TASK TO CARRY OUT => Retype exactly the lines from the line with "Extract all readable text from this page." to the end of the data, keeping both boundary lines.

#### DATA IN THIS EXERCISE

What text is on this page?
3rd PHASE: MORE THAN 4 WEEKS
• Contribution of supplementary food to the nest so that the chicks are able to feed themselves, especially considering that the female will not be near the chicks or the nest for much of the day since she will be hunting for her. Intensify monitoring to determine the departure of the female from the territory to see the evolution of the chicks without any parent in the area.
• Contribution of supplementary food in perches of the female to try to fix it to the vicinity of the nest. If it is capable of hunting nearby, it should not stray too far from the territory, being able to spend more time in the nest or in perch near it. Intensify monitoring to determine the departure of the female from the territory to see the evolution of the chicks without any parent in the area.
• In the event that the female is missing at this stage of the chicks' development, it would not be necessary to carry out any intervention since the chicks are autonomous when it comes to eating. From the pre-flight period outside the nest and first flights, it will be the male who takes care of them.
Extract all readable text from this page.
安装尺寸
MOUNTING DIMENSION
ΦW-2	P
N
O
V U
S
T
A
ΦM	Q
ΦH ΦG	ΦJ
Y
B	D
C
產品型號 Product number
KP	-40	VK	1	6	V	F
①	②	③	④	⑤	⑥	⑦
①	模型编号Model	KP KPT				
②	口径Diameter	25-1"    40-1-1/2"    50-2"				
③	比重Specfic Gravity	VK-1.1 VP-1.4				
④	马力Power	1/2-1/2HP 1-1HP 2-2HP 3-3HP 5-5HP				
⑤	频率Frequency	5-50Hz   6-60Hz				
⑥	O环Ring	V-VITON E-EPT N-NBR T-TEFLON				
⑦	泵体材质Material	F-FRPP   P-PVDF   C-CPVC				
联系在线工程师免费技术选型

########

WRITTEN SOLUTION =>
Extract all readable text from this page.
安装尺寸
MOUNTING DIMENSION
ΦW-2	P
N
O
V U
S
T
A
ΦM	Q
ΦH ΦG	ΦJ
Y
B	D
C
產品型號 Product number
KP	-40	VK	1	6	V	F
①	②	③	④	⑤	⑥	⑦
①	模型编号Model	KP KPT				
②	口径Diameter	25-1"    40-1-1/2"    50-2"				
③	比重Specfic Gravity	VK-1.1 VP-1.4				
④	马力Power	1/2-1/2HP 1-1HP 2-2HP 3-3HP 5-5HP				
⑤	频率Frequency	5-50Hz   6-60Hz				
⑥	O环Ring	V-VITON E-EPT N-NBR T-TEFLON				
⑦	泵体材质Material	F-FRPP   P-PVDF   C-CPVC				
联系在线工程师免费技术选型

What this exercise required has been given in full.